-- MATERIAL FOR THIS EXERCISE start --

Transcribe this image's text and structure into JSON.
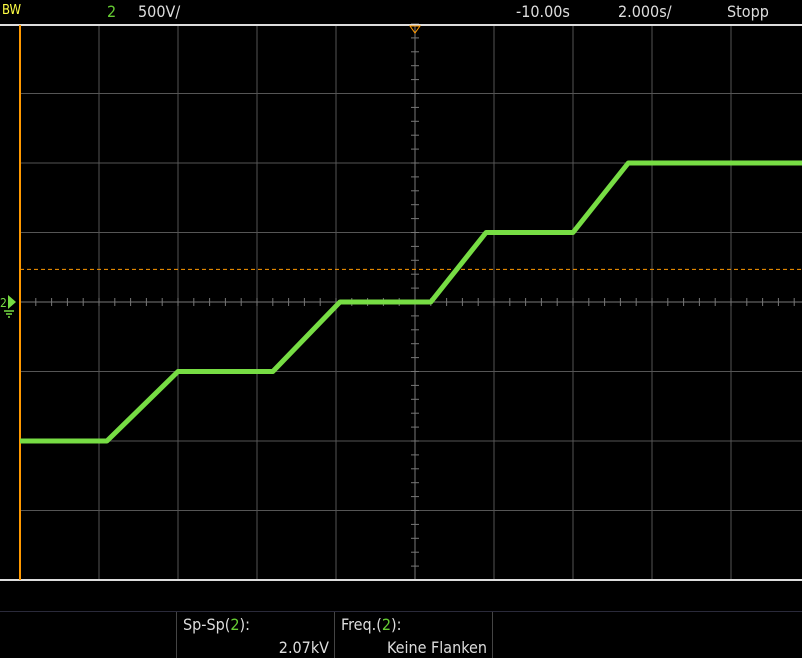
{
  "header": {
    "bw": "BW",
    "channel": "2",
    "vdiv": "500V/",
    "delay": "-10.00s",
    "tdiv": "2.000s/",
    "state": "Stopp"
  },
  "measurements": [
    {
      "label_pre": "Sp-Sp(",
      "ch": "2",
      "label_post": "):",
      "value": "2.07kV"
    },
    {
      "label_pre": "Freq.(",
      "ch": "2",
      "label_post": "):",
      "value": "Keine Flanken"
    }
  ],
  "colors": {
    "channel2": "#77dd44",
    "trigger": "#ff9900",
    "bw": "#ffff44",
    "grid": "#555555"
  },
  "chart_data": {
    "type": "line",
    "divisions_x": 10,
    "divisions_y": 8,
    "waveform_div": [
      [
        -5,
        -2
      ],
      [
        -3.9,
        -2
      ],
      [
        -3,
        -1
      ],
      [
        -1.8,
        -1
      ],
      [
        -0.95,
        0
      ],
      [
        0.2,
        0
      ],
      [
        0.9,
        1
      ],
      [
        2,
        1
      ],
      [
        2.7,
        2
      ],
      [
        5,
        2
      ]
    ],
    "trigger_level_div": 0.47
  }
}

-- MATERIAL FOR THIS EXERCISE end --

» TASK BRIEF: Your task is to copy the entries in full and exactly, without any images.

» FULL ANSWER:
Transcribe this image's text and structure into JSON.
{
  "header": {
    "bw": "BW",
    "channel": "2",
    "vdiv": "500V/",
    "delay": "-10.00s",
    "tdiv": "2.000s/",
    "state": "Stopp"
  },
  "measurements": [
    {
      "label_pre": "Sp-Sp(",
      "ch": "2",
      "label_post": "):",
      "value": "2.07kV"
    },
    {
      "label_pre": "Freq.(",
      "ch": "2",
      "label_post": "):",
      "value": "Keine Flanken"
    }
  ],
  "colors": {
    "channel2": "#77dd44",
    "trigger": "#ff9900",
    "bw": "#ffff44",
    "grid": "#555555"
  },
  "chart_data": {
    "type": "line",
    "divisions_x": 10,
    "divisions_y": 8,
    "waveform_div": [
      [
        -5,
        -2
      ],
      [
        -3.9,
        -2
      ],
      [
        -3,
        -1
      ],
      [
        -1.8,
        -1
      ],
      [
        -0.95,
        0
      ],
      [
        0.2,
        0
      ],
      [
        0.9,
        1
      ],
      [
        2,
        1
      ],
      [
        2.7,
        2
      ],
      [
        5,
        2
      ]
    ],
    "trigger_level_div": 0.47
  }
}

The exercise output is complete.